## Passage given
Contributing Partner
If you want to feel like a better sailor than somebody, there's always William F. Buckley, Jr's "Airborne," a sailing memoir in his wonderfully eccentric style. Buckley was the chief loon back when when public intellectuals were simultaneously entertaining and childish, and whatever you think about his idea of a republic he was a master polymath. Very inattentive to adventure details, however, knocked the tops off his masts under a bridge and once while at Yale crashed his plane on the lawn at Vasser (I think it was, and I think it was a Aircoup)) after seven whole hours of instruction (I think it was). Everyone on TV today, and in life as a matter of fact, seems dreary by comparision.
I always enjoyed his speaking style, smug and funny. On your suggestion I downloaded "Atlantic High" into my iPad. Couldn't find "Airborne" on iBooks.

(Bounding box entries)

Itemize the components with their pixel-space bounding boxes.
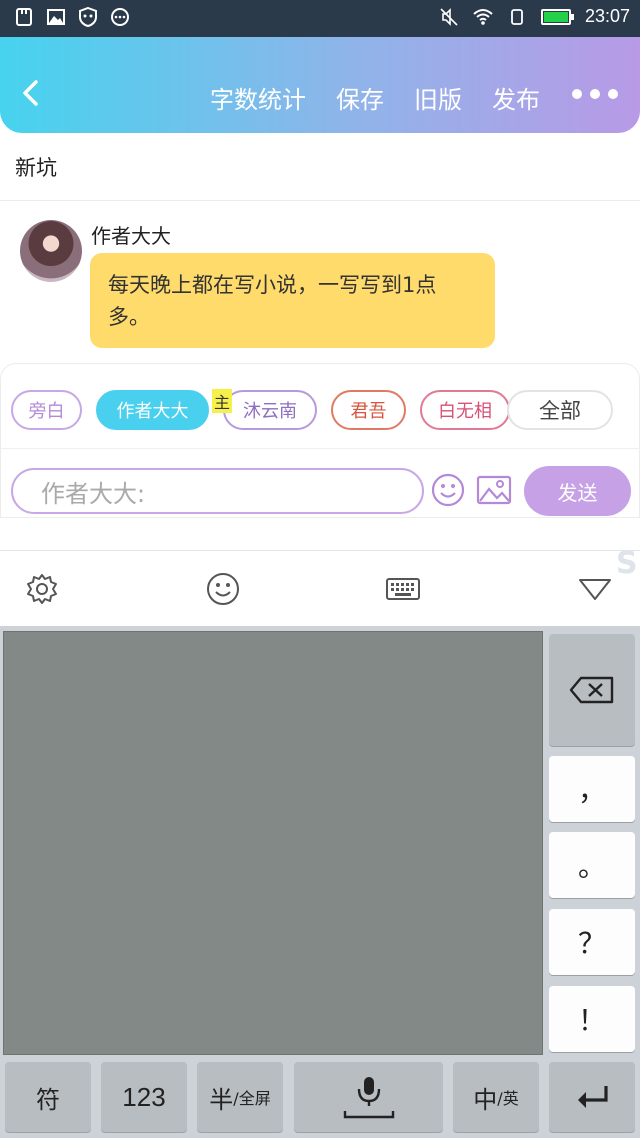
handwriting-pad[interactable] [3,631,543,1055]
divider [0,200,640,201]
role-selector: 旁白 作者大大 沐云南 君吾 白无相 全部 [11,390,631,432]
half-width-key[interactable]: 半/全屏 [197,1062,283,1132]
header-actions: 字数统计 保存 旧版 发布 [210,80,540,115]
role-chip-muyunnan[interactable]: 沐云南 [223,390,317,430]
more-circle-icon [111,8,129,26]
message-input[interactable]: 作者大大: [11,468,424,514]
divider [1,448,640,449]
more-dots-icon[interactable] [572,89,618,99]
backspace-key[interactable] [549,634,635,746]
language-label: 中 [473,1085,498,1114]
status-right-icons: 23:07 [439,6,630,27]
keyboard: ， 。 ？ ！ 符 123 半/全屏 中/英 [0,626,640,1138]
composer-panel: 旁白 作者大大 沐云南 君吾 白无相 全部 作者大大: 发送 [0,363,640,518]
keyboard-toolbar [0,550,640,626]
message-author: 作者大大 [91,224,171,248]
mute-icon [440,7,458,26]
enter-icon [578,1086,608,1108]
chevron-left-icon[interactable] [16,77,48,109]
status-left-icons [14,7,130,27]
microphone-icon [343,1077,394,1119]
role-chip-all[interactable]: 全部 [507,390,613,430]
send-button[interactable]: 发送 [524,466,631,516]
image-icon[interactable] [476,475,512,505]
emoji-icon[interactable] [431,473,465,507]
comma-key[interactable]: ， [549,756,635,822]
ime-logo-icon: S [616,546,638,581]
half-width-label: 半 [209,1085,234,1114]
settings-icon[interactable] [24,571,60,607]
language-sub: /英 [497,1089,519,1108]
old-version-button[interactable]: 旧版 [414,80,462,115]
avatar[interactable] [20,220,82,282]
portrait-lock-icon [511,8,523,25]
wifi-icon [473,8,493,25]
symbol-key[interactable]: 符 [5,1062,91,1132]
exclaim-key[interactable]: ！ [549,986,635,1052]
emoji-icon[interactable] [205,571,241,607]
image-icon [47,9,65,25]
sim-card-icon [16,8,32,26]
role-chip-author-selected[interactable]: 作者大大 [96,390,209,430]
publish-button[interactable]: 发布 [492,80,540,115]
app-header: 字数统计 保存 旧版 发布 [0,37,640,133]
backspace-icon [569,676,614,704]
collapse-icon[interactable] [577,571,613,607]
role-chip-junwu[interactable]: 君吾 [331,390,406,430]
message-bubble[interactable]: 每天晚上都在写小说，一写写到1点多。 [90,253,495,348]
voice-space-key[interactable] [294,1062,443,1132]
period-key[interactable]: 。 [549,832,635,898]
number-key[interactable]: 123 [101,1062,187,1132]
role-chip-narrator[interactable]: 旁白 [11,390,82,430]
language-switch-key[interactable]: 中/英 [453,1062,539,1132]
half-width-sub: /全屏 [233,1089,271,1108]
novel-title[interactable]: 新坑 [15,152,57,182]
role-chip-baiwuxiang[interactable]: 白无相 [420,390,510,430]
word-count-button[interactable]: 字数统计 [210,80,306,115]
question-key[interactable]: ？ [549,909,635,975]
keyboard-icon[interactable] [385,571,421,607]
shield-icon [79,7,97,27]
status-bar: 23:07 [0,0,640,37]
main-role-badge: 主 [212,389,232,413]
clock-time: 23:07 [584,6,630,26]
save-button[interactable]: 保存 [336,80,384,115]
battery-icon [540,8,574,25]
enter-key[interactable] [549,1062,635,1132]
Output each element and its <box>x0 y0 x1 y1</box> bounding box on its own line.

## What to work on
1) In the passage about William F. Buckley, Jr., what book did the second writer download to an iPad?
2) Write the next part of the passage about William F. Buckley, Jr., picking up after its final sentence.
None of these rows are needed here.

## Exercise responses
1) "Atlantic High."

2)
 

Gary Holford

Member II
I sympathize on the cabin fever. Up here the lack of snow has been a disappointment and a buzzkill to snowmobiling. And usually if it isn't snowing then it's really cold which is only good for making ice, freezing water lines and staying in bed reading. Earlier we were getting "frost quakes" and they tend to happen during those quiet peaceful moments, i.e. 2AM when you are sailing thru dreamland and then suddenly smashing into a reef.

Oh and don't try working on the boat's electrical, wires snap like toothpicks.